### Задания
a) Процитируйте из текста о фильме «Цапля и Журавль» отрывок от слов «Но, в свою очередь, пространство» до слов «счастье — вот оно.».
b) Напишите продолжение текста о фильме «Цапля и Журавль», начиная сразу после его последнего предложения.

### Текст для чтения
********************
Но, в свою очередь, пространство начало диктовать свои условия действия. Сразу появился фейерверк, качели для цапли, сломанная чугунная скамья. Детали возникали сами собой, из чего следовало, что мы с художником точно соединили эту историю и выбранное нами пространство. История Цапли и Журавля сразу же стала превращаться в чеховскую историю. Герои Чехова живут с ощущением, что еще немного, еще какая-то малость, и счастье — вот оно.

Из всех фильмов «Цапля и Журавль» был самый легкий в работе, самый простой и сделался быстро, без напряжения, без конфликтов. Может, потому, что над этой сказкой я уже и раньше думал, не знаю, может быть…

На «Цапле и Журавле» появилось такое графическое решение, когда свобода легкой линии должна была пронизать его. Тогда возникла идея соединить фольгу и целлулоид, чтобы край фольги перешел в штрих, кадр становился свободнее и легко «дышал». Потом на этом фильме мы стали использовать для тонированных плоскостей чертежную кальку. Работать с ней было и сложно, и легко. Мы натягивали ее на планшет, грунтовали белилами, покрывали акварелью, и Франческа набросочно рисовала кистью по готовому грунту нужные детали. Они вырезались, и на них накладывался целлулоид, на котором легкими линиями и штрихами окончательно дорабатывались части декорации. Линии обрисовывали тонированное поле, что придавало графическую легкость всему пространству. Создавалось впечатление не только пространства, но и единого графического поля.

Как видите, изобразительная конструкция диктовалась условиями, а не просто придумывалась: дай-ка я сделаю в этой стилистике, а не в другой. Мне кажется безграмотным говорить художнику о графике, минуя образность.

Я сказал Франческе: вот такой должен быть колорит фильма и таково его метафорическое ощущение, пронизанное пушкинским светом: «Печаль моя светла…» и гоголевской горечью: «Скучно жить на этом свете, господа…»

Помните сцену, где Цапля и Журавль среди высокой травы друг перед другом себя демонстрируют? Для меня абсолютно не случайно, что этот игровой нерв попал прямо в центр фильма.

Журавль. Я беру тебя за себя!

Цапля. Ты берешь. Да я… не иду!

 

В какие-то моменты связующим веществом между изображением, словом, светом является музыка. Если свет — эфирное поле между персонажем и декорацией, то музыка — воспаренное изображение. В какой-то невидимой точке все строительные свойства кадра собираются в один пучок. В идеале должно быть ощущение, что изображение — инструмент, извлекающий из пространства музыку. Тронешь изображение, тронешь и «струну в тумане»(1). Если твое чувство не способно выстрадать музыкальную мысль, вряд ли найдутся аргументы для работы с композитором. Особенно когда фильм целыми частями строится в ритмическом соответствии действия и звука. По существу, фильм «Цапля и Журавль» строился на музыкальном контрапункте. Декорация и пространство здесь — графическая рифма музыки.
********************
### Фрагменты материала

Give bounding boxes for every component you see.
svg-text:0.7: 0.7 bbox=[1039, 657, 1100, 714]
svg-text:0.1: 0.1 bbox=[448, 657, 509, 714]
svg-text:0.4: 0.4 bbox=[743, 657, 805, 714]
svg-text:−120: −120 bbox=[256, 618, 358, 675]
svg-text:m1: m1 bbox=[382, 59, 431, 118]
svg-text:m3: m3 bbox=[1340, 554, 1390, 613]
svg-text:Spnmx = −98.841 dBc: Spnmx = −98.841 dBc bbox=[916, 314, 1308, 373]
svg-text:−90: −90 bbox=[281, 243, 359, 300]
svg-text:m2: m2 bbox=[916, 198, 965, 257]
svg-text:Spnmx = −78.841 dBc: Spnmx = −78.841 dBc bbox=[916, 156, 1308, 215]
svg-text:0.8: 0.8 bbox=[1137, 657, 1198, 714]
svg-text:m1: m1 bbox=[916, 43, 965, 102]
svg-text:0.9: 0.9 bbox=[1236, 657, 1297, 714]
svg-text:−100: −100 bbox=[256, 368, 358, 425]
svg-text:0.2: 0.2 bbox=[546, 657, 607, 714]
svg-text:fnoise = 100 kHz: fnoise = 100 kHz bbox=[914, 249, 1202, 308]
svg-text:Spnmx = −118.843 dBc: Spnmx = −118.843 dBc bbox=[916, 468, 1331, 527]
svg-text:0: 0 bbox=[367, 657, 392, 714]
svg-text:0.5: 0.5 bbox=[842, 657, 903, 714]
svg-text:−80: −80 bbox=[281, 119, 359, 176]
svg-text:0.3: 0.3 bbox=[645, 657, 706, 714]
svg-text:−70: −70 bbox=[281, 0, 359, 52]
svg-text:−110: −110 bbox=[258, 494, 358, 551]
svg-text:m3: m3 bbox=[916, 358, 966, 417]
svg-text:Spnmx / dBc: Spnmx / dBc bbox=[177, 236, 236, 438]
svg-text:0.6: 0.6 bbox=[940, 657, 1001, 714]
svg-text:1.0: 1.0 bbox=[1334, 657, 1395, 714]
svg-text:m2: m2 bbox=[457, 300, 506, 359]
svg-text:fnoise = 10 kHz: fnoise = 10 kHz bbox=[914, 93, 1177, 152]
********************
### Результаты упражнения
a)
Но, в свою очередь, пространство начало диктовать свои условия действия. Сразу появился фейерверк, качели для цапли, сломанная чугунная скамья. Детали возникали сами собой, из чего следовало, что мы с художником точно соединили эту историю и выбранное нами пространство. История Цапли и Журавля сразу же стала превращаться в чеховскую историю. Герои Чехова живут с ощущением, что еще немного, еще какая-то малость, и счастье — вот оно.

b)
На «Цапле и Журавле» у нас была четкая задача: весь музыкальный ряд должен был уместиться между вальсом и маршем: марш — мужское начало, вальс — женское. Я нарисовал композитору пластическую схему, где были чистые горизонтали, высокая трава, камыши и два съемочных объекта — фонтанчики, беседка с колоннами, в круге которой в какой-то момент действие должно замкнуться, а потом вновь выйти на бесконечную горизонталь.

 

Когда работаешь с композитором, необходимо не просто договариваться о том, что он напишет какую-то характерную тему, а непременно учитывать сложение всех слоев фильма — реплик, изображения, пластики, контрастного звучания, то есть всего того, что спрессовывается в единое движение, которое и называется кинематографией.

— Музыка к «Цапле и Журавлю» была записана до начала съемок?

— Частично до, частично после. Почему так? Потому что я сам еще не знал будущий ритм фильма. Я боялся ошибиться и боялся, что мы, записав всю музыку до съемки, провалим игру персонажей временным несовпадением. Поэтому я решил для себя: мы запишем клавир. Но клавир мы не записали, и я для ритма пользовался готовыми маршами и вальсами ХIX века. Беря в основу любой марш, я приблизительно знал метраж и, соответственно, тактовое строение кусков. Героические и бравурные марши по ритму совпадают друг с другом. Так же и вальсы. В фильме два вальса. Один — вальс-воспоминание, другой — вальс-мечта.

— Вы не давали композитору заданий по времени?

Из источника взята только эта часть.